## DIRECTION
Where does the string "SRMTID" appear? Copy every line of the entries below that holds it.

## RECORDS FOR THE TASK

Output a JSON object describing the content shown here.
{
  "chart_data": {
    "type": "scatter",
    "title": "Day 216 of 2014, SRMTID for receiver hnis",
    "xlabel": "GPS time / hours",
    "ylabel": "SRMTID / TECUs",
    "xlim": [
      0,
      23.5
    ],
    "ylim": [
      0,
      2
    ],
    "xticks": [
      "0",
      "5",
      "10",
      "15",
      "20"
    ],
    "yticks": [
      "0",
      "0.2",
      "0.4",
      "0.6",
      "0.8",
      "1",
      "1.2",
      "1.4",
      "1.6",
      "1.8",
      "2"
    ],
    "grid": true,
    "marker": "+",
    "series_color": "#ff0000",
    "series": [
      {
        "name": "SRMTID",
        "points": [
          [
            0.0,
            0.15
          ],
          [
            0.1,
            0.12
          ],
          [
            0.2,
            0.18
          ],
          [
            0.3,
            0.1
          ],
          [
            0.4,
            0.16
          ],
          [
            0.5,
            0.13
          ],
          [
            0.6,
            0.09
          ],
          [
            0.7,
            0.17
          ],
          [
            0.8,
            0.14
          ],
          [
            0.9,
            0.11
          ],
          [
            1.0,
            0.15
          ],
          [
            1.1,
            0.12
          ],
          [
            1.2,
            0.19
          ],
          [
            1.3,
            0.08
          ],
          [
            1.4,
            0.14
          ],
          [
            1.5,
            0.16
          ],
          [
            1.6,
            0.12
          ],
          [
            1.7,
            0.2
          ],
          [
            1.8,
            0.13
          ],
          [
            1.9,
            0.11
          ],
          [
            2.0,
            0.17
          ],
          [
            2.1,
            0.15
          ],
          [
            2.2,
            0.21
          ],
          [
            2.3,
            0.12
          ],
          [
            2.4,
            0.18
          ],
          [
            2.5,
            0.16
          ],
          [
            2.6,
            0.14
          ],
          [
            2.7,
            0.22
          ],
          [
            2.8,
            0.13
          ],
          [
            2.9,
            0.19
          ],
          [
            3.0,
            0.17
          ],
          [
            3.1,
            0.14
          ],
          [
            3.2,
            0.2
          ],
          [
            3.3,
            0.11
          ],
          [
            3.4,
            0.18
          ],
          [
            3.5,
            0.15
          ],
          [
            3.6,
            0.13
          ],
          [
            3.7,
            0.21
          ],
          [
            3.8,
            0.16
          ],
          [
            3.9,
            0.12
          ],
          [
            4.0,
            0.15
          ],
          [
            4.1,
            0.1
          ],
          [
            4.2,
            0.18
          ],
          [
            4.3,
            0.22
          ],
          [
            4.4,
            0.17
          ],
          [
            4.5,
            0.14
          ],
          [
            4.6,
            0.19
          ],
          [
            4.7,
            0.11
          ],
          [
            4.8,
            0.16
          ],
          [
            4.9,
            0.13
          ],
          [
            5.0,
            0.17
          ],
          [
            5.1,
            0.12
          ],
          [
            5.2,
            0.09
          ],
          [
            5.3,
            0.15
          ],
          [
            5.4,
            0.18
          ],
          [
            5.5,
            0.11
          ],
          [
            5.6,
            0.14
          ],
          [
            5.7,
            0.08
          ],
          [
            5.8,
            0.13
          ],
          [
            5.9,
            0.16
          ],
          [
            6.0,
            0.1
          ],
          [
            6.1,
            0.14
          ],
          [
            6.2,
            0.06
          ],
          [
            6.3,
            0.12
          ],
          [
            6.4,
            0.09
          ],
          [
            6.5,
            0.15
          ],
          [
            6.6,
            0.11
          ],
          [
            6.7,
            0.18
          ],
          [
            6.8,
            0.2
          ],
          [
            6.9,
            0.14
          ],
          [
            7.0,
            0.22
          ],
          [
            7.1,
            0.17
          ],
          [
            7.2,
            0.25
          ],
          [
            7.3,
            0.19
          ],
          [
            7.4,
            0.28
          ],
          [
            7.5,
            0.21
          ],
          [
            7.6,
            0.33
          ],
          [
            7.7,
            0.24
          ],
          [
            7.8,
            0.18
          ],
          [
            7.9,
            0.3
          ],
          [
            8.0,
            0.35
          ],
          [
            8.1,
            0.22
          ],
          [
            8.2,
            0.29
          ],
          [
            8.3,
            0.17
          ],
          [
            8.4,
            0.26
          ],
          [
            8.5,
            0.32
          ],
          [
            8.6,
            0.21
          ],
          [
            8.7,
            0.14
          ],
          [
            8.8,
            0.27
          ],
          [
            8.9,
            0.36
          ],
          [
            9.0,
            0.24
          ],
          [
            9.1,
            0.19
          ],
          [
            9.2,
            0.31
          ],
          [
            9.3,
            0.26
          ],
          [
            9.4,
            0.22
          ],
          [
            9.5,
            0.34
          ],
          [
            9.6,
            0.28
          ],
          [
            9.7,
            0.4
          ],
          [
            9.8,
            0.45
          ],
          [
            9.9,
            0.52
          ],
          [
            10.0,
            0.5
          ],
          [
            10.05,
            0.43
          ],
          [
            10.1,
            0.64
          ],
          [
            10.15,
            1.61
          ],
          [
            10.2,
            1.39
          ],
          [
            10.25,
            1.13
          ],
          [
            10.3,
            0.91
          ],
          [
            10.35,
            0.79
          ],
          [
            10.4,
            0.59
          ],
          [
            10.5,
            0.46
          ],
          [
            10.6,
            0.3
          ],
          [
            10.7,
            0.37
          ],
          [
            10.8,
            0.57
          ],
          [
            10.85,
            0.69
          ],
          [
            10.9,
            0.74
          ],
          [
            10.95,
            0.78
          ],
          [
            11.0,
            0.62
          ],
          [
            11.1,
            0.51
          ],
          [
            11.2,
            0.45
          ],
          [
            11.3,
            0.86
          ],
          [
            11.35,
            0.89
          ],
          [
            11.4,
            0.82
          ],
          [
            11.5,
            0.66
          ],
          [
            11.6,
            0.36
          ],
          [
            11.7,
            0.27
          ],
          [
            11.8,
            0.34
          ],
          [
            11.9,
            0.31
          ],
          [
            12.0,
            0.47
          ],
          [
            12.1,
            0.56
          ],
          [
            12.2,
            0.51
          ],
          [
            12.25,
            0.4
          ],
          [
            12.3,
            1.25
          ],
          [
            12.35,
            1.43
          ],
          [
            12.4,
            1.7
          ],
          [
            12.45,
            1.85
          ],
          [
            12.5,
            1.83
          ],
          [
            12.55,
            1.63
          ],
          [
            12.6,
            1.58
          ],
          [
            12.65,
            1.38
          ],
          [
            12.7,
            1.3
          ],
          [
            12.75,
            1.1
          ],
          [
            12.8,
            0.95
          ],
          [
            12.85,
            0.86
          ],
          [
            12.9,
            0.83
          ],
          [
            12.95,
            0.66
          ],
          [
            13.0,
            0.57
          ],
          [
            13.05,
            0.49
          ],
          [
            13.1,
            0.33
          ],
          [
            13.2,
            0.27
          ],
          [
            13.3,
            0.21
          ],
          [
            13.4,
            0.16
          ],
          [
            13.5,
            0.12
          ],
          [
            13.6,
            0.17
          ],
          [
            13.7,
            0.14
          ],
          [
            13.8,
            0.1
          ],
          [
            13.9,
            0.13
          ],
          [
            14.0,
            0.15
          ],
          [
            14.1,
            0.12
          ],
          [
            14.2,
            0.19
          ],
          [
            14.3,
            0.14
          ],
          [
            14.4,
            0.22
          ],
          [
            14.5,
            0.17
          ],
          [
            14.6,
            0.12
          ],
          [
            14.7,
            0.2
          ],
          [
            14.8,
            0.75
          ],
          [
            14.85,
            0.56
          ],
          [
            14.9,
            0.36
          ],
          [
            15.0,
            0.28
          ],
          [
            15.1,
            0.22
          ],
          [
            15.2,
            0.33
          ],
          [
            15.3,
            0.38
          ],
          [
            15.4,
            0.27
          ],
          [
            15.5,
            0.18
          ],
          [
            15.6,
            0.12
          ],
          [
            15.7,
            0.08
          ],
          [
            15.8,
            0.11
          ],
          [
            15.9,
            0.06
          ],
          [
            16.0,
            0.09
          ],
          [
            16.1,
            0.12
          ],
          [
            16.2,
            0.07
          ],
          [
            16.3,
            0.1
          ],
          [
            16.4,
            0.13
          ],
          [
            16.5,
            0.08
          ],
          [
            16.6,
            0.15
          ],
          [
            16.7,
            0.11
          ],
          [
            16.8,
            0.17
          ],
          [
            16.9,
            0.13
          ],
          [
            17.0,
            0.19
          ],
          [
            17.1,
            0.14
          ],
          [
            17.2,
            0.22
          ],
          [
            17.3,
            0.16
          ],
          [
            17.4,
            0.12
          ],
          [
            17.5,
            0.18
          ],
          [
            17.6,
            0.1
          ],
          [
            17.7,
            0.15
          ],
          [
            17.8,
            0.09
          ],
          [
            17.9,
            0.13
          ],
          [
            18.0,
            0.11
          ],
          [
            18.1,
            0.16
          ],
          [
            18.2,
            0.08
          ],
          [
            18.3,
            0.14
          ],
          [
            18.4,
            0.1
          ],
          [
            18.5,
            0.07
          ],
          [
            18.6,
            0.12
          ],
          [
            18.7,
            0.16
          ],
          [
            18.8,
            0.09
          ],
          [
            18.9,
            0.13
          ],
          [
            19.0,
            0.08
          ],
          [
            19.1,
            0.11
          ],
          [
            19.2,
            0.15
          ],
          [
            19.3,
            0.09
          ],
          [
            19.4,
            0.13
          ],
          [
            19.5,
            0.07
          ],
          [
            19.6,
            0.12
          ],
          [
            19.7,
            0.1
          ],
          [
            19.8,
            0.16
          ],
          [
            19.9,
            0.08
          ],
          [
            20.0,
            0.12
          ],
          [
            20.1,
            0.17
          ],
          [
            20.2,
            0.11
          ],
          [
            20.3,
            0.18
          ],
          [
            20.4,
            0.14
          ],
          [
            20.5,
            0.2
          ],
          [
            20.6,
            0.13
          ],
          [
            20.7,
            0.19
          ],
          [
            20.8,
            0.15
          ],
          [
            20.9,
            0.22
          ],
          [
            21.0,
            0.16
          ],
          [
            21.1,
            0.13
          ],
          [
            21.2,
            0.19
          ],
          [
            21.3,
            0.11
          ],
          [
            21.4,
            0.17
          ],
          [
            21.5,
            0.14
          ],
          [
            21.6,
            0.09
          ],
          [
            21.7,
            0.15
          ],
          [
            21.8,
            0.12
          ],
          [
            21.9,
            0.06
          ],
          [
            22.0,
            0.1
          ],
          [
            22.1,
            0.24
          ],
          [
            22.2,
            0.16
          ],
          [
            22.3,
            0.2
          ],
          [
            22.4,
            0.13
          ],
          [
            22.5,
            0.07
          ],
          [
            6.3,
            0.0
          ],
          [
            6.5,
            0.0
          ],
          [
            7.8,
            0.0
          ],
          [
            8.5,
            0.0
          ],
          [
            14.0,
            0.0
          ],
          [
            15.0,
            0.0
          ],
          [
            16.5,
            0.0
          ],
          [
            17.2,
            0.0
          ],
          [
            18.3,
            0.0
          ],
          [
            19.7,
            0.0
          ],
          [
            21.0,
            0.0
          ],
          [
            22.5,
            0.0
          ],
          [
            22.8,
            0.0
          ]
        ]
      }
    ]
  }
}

## THE REPLY
    "title": "Day 216 of 2014, SRMTID for receiver hnis",
    "ylabel": "SRMTID / TECUs",
        "name": "SRMTID",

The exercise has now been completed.